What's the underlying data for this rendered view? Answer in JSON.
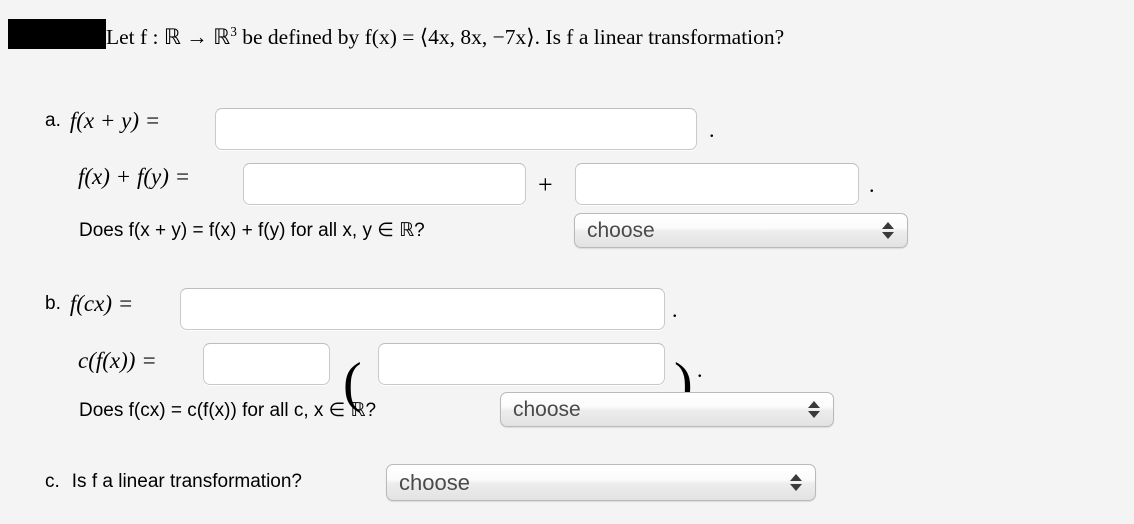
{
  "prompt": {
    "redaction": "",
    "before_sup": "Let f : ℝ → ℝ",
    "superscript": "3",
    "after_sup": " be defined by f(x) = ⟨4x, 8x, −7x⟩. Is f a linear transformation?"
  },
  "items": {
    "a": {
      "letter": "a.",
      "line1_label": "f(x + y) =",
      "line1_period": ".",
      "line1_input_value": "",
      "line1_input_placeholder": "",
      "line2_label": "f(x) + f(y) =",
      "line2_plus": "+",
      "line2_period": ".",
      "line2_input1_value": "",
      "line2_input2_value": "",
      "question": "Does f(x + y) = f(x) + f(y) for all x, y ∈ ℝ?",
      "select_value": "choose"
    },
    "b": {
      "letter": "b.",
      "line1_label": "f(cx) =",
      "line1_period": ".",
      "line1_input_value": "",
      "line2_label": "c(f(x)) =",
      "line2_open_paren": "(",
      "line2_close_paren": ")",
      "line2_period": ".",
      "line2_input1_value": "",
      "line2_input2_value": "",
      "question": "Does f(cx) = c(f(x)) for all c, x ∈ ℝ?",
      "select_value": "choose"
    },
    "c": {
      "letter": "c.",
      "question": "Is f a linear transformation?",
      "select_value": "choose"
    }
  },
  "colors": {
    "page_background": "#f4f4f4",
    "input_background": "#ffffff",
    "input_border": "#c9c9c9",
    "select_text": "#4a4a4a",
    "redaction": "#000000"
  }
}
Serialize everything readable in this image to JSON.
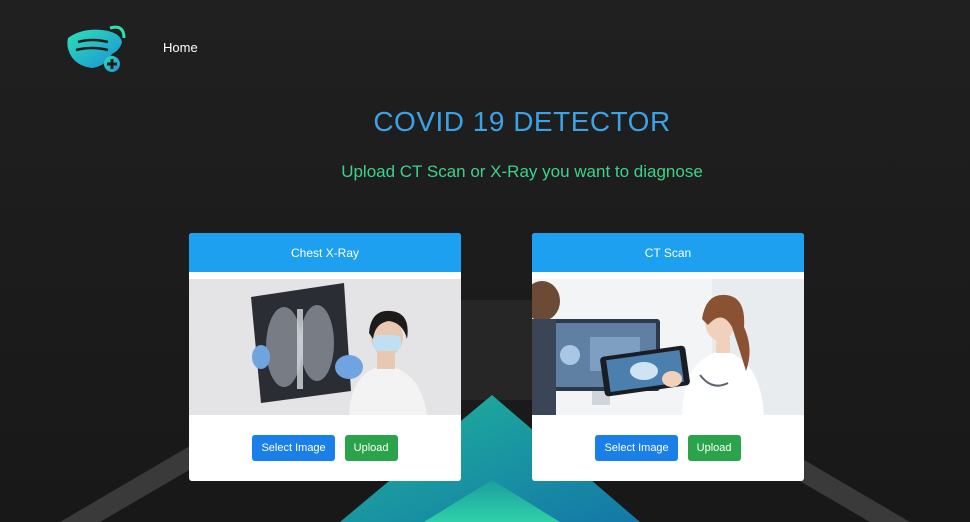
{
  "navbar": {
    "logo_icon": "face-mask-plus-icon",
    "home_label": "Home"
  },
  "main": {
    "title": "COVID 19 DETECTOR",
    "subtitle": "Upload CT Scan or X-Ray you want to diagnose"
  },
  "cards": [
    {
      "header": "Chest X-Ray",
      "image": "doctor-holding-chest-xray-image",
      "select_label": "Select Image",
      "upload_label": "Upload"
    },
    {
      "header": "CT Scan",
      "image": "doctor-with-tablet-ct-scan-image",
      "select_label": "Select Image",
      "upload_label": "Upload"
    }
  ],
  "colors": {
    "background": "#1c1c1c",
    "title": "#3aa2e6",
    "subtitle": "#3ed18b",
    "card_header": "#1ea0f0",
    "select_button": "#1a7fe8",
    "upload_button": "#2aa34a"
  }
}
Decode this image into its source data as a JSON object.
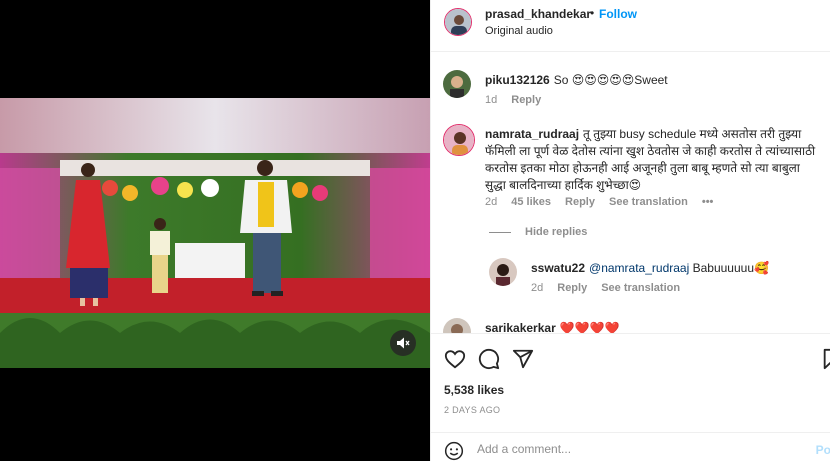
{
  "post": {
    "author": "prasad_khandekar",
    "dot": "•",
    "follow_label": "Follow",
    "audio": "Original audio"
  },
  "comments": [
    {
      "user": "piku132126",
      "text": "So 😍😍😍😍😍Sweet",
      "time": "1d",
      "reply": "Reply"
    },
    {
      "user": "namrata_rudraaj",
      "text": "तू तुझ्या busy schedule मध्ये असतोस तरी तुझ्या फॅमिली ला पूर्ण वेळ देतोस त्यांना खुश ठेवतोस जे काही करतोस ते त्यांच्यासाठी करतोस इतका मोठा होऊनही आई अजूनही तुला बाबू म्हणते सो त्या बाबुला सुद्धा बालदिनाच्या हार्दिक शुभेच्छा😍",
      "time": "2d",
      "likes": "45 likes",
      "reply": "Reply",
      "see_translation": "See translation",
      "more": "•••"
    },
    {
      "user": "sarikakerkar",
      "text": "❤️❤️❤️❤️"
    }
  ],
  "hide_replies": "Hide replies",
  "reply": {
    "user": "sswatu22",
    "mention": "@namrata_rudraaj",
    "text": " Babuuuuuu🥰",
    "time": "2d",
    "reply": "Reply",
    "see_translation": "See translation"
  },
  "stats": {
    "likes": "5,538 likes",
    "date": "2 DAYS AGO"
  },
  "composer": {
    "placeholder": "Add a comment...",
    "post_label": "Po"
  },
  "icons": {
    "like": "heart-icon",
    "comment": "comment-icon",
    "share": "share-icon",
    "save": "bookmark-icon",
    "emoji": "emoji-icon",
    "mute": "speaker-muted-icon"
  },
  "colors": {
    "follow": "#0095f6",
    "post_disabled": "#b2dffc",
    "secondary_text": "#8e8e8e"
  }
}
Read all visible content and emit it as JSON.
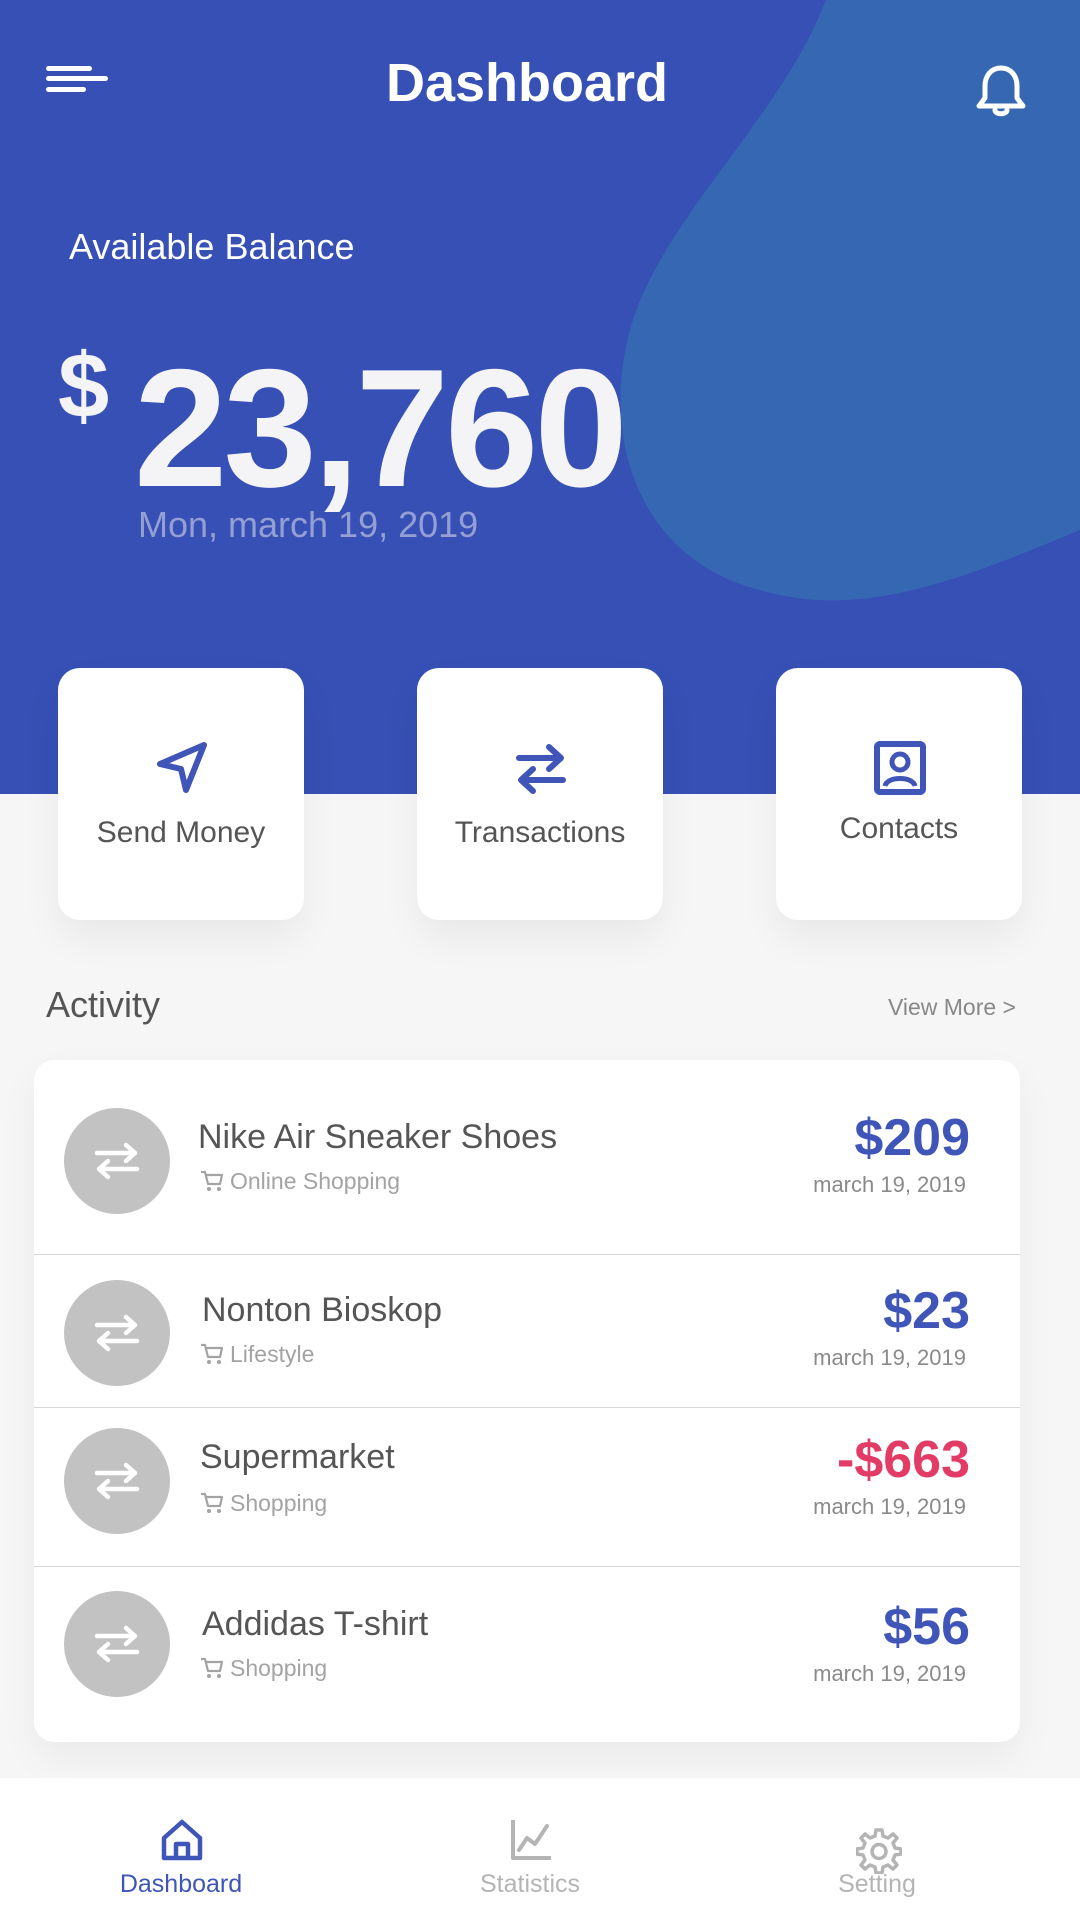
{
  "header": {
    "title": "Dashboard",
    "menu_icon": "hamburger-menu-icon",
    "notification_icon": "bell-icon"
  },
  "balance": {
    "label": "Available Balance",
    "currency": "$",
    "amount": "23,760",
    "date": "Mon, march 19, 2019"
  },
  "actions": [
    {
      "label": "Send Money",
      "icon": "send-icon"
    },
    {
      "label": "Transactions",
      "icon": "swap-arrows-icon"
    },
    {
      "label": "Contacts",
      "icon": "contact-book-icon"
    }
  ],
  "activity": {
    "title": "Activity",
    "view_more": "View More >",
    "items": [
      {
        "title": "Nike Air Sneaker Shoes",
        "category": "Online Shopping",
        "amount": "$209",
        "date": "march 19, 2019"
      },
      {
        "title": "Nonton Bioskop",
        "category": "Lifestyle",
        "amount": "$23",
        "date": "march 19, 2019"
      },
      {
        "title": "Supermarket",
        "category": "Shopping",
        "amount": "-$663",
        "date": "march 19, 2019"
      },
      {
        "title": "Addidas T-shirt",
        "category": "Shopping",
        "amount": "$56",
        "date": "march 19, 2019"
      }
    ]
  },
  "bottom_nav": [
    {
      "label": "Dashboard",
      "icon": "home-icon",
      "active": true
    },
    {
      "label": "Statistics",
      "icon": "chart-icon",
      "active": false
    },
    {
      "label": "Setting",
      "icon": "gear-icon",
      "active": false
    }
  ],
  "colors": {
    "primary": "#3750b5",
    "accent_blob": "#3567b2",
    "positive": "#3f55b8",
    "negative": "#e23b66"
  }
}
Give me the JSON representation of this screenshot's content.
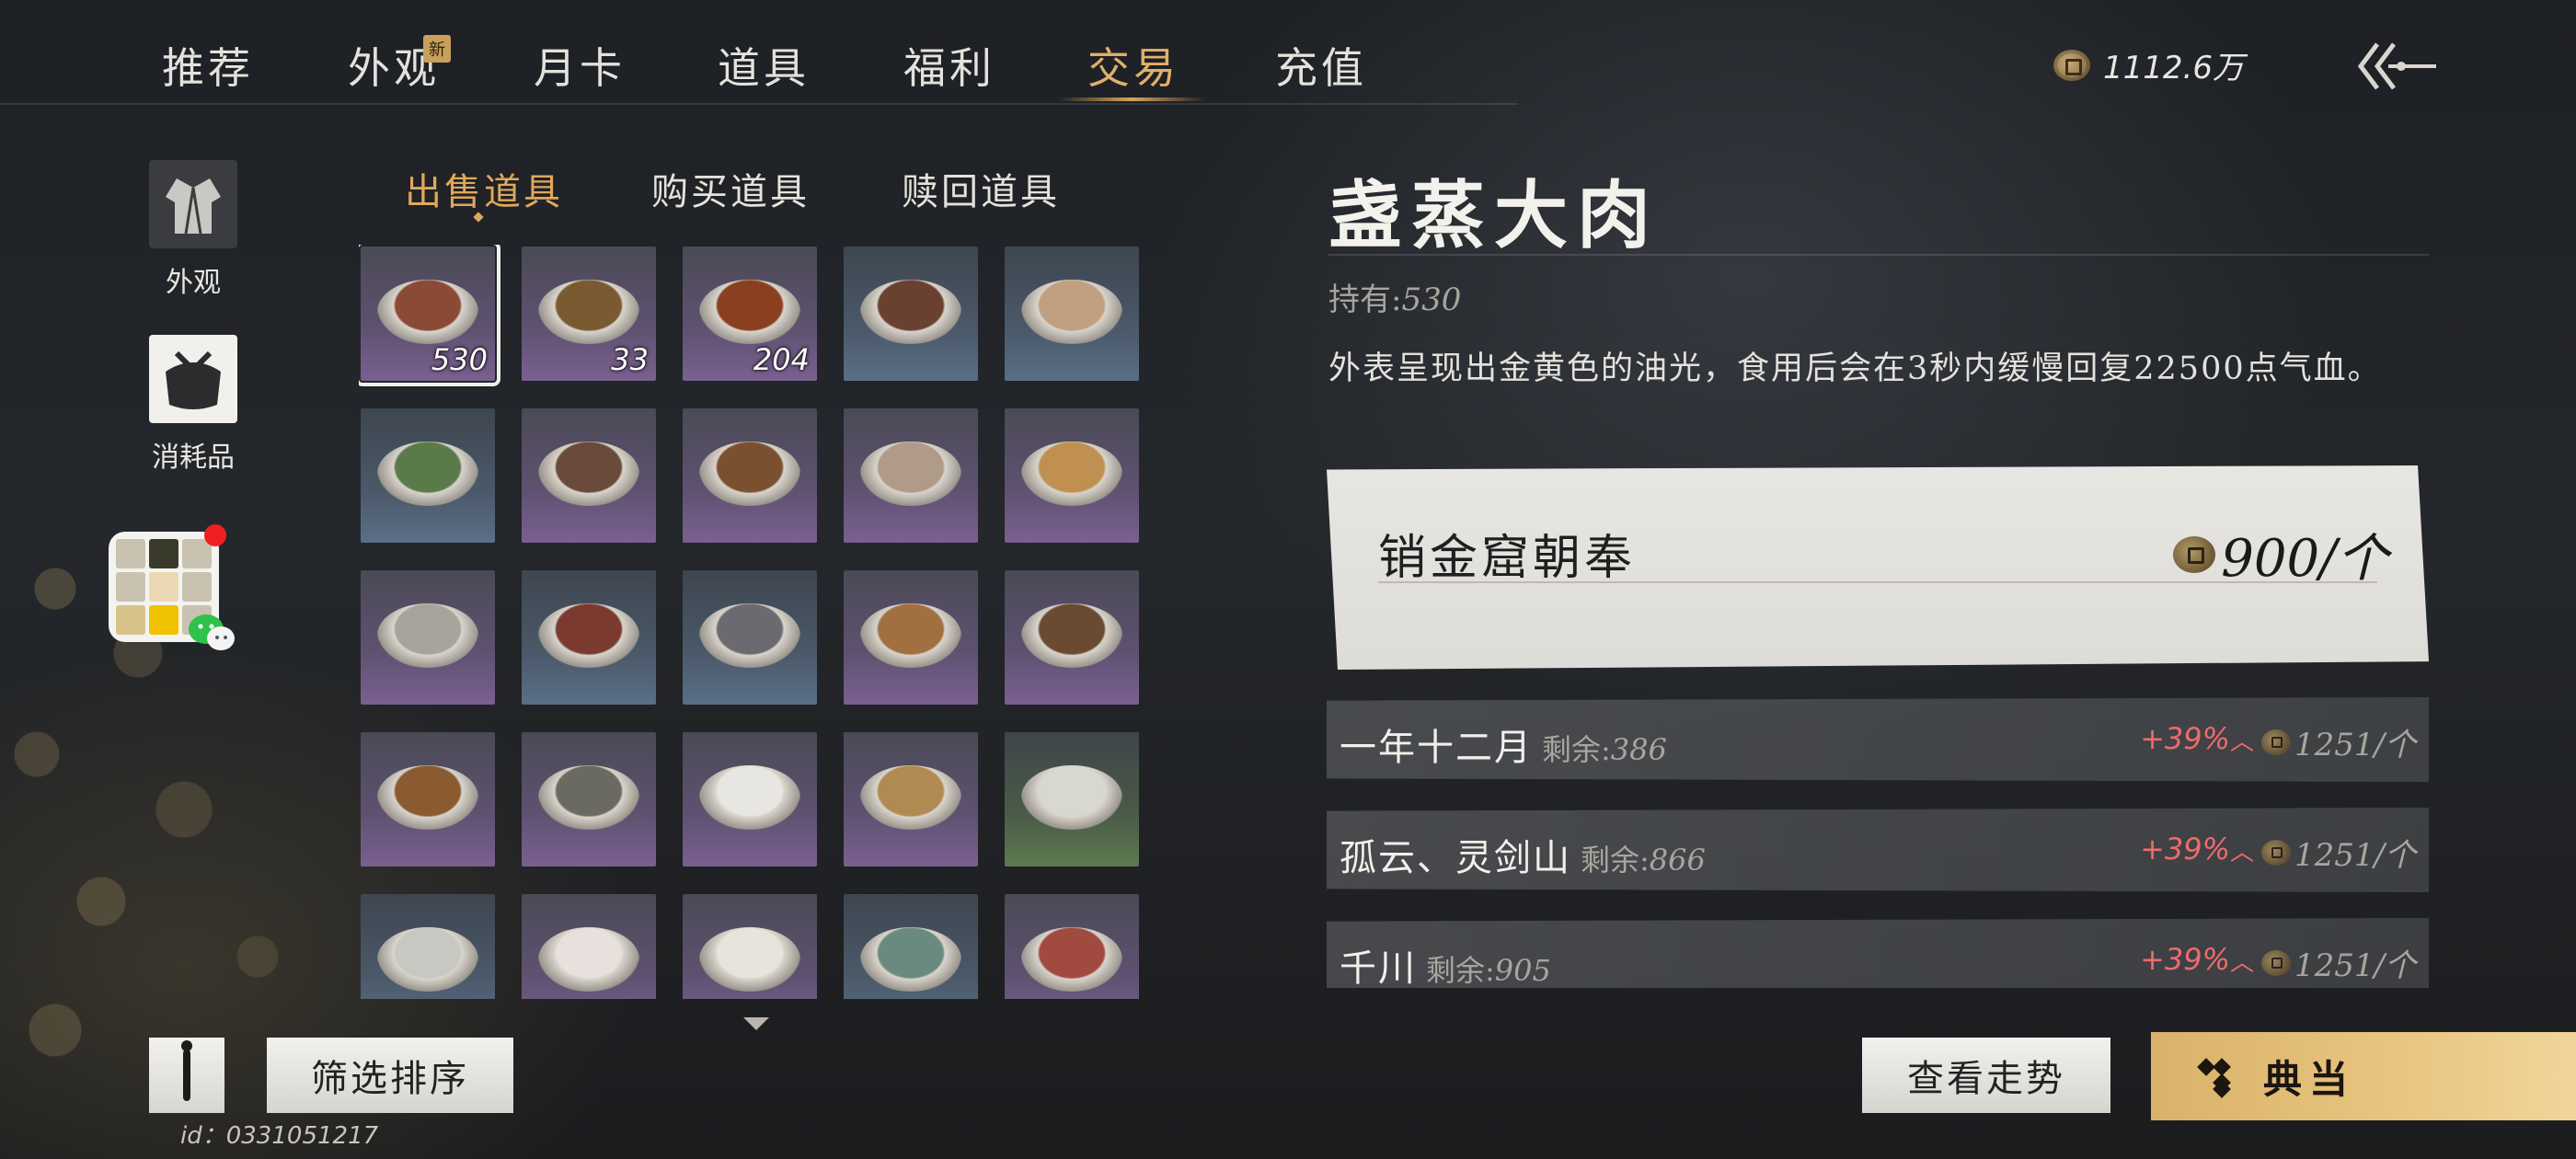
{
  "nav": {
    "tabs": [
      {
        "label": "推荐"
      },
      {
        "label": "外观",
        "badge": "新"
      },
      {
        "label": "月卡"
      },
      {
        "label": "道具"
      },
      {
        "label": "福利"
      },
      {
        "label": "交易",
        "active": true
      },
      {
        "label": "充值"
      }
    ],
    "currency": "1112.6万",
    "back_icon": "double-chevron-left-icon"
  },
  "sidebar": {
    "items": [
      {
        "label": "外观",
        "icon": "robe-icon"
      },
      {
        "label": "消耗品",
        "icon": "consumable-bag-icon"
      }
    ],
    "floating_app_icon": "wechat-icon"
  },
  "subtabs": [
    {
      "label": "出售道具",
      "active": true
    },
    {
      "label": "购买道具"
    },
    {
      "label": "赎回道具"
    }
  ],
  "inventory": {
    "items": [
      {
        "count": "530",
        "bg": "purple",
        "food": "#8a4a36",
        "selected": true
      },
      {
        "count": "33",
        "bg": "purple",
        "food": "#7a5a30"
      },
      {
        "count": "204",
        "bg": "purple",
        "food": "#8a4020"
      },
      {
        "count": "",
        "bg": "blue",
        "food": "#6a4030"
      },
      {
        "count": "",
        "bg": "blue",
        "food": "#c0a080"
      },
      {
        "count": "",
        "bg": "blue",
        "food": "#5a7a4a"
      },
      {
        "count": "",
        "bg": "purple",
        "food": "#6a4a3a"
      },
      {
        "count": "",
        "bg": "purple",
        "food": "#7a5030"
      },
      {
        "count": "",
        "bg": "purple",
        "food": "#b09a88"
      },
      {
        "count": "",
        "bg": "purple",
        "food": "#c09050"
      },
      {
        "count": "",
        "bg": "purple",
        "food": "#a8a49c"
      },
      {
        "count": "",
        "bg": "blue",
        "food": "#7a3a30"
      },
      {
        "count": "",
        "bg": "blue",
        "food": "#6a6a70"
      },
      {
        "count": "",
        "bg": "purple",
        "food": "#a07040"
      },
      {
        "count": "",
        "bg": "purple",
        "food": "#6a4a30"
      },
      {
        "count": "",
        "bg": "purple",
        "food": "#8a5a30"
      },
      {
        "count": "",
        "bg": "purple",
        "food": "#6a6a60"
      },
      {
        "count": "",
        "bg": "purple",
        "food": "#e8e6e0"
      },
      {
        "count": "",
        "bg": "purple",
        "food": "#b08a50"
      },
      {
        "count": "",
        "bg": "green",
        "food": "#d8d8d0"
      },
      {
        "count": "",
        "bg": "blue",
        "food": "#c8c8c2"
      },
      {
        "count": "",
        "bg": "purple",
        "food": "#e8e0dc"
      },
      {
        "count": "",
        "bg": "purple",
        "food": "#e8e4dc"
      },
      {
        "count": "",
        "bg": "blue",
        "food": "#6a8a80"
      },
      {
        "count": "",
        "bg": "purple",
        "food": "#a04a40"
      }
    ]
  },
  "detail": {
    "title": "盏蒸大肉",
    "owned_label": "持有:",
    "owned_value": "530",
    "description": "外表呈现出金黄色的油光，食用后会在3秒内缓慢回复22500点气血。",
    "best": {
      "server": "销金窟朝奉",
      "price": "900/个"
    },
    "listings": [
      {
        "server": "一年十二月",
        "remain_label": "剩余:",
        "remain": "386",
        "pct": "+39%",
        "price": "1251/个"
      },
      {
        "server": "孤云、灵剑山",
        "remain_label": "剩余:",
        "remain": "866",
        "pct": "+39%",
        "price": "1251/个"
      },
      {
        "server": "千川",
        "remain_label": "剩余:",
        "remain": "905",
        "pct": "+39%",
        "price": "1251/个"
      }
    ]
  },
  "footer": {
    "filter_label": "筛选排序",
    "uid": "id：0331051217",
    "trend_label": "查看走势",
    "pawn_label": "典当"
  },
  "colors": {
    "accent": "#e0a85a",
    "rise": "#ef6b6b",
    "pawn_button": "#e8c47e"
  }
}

++++

Pick out the lines containing the word "this" and show them.

What's the underlying data for this rendered view? Answer in JSON.
Serialize everything readable in this image to JSON.
Decode this image into its source data as a JSON object.
Give me the JSON representation of this screenshot's content.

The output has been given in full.